■ WORK TO COMPLETE ■
Identify the lines holding "年版的图" and copy them.

[Recorded data]
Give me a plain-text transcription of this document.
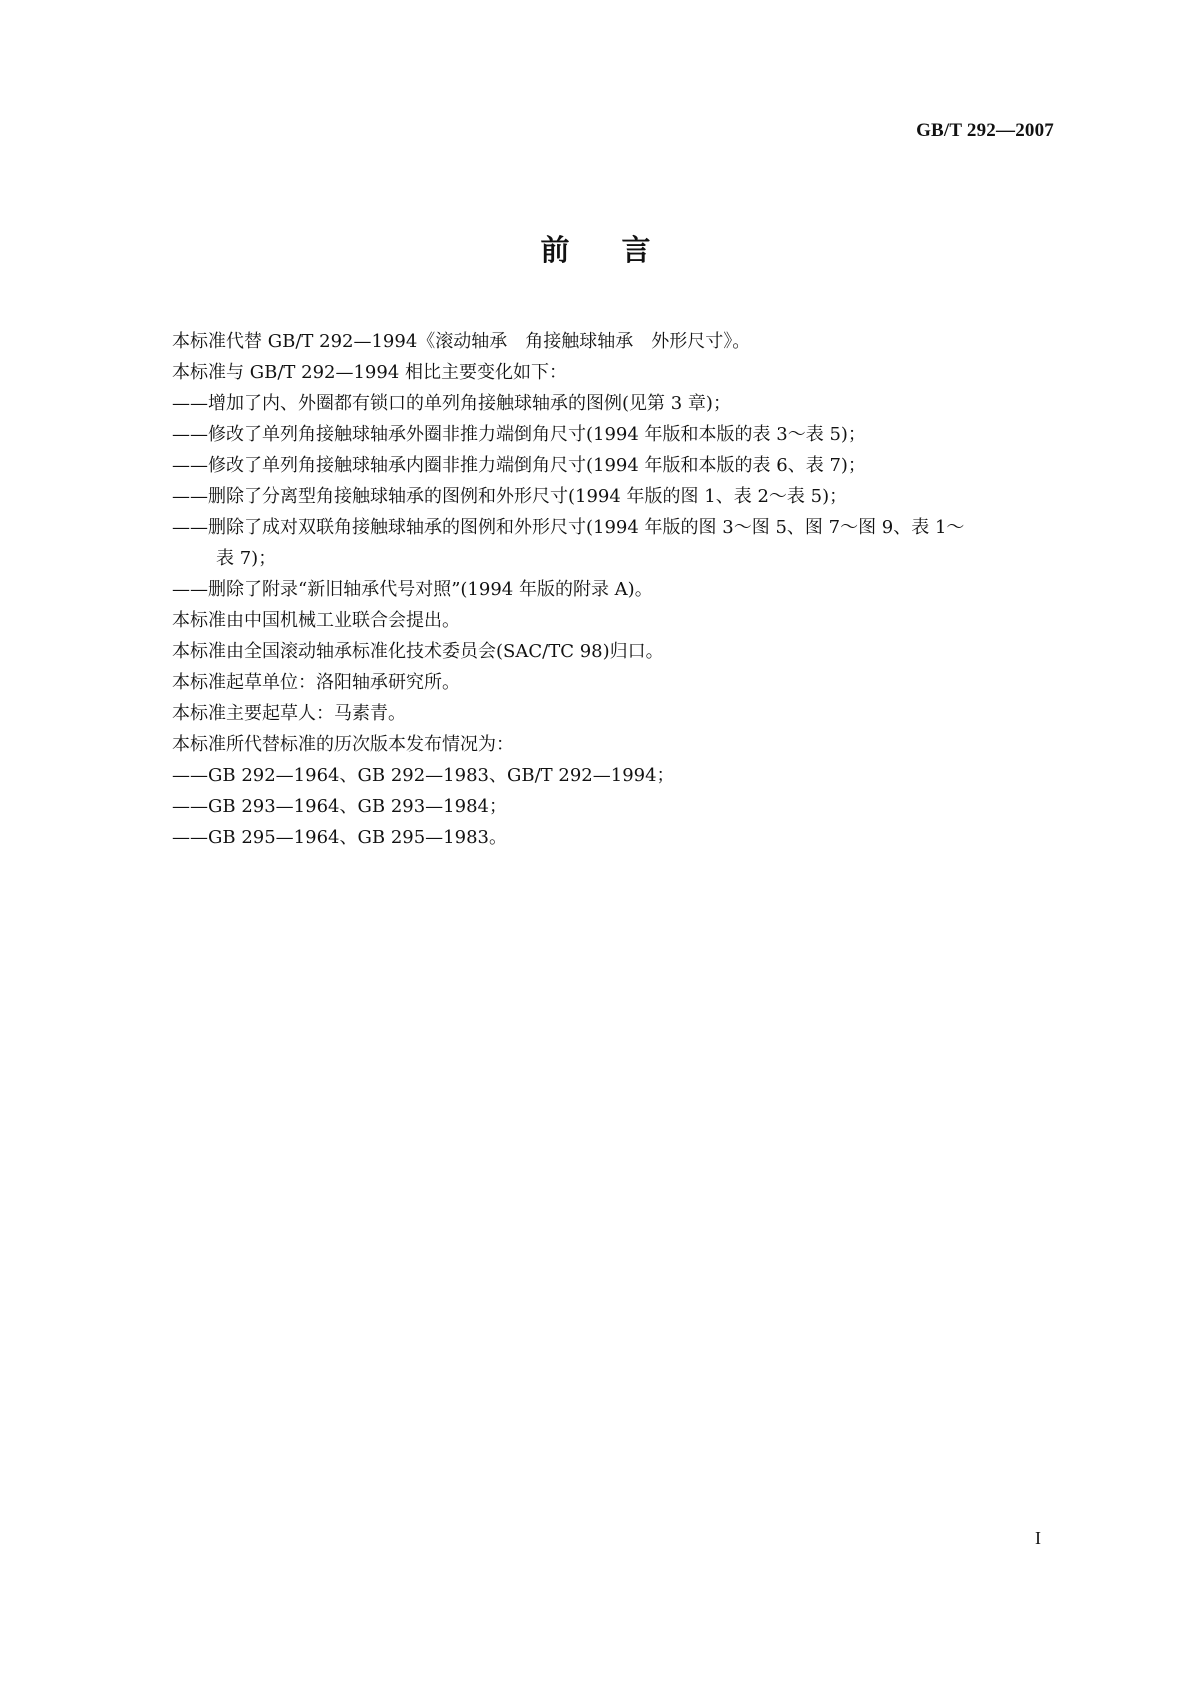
GB/T 292—2007
前言

本标准代替 GB/T 292—1994《滚动轴承　角接触球轴承　外形尺寸》。

本标准与 GB/T 292—1994 相比主要变化如下：

——增加了内、外圈都有锁口的单列角接触球轴承的图例(见第 3 章)；

——修改了单列角接触球轴承外圈非推力端倒角尺寸(1994 年版和本版的表 3～表 5)；

——修改了单列角接触球轴承内圈非推力端倒角尺寸(1994 年版和本版的表 6、表 7)；

——删除了分离型角接触球轴承的图例和外形尺寸(1994 年版的图 1、表 2～表 5)；

——删除了成对双联角接触球轴承的图例和外形尺寸(1994 年版的图 3～图 5、图 7～图 9、表 1～

表 7)；

——删除了附录“新旧轴承代号对照”(1994 年版的附录 A)。

本标准由中国机械工业联合会提出。

本标准由全国滚动轴承标准化技术委员会(SAC/TC 98)归口。

本标准起草单位：洛阳轴承研究所。

本标准主要起草人：马素青。

本标准所代替标准的历次版本发布情况为：

——GB 292—1964、GB 292—1983、GB/T 292—1994；

——GB 293—1964、GB 293—1984；

——GB 295—1964、GB 295—1983。

I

■ CORRECT RESPONSE ■
——删除了分离型角接触球轴承的图例和外形尺寸(1994 年版的图 1、表 2～表 5)；
——删除了成对双联角接触球轴承的图例和外形尺寸(1994 年版的图 3～图 5、图 7～图 9、表 1～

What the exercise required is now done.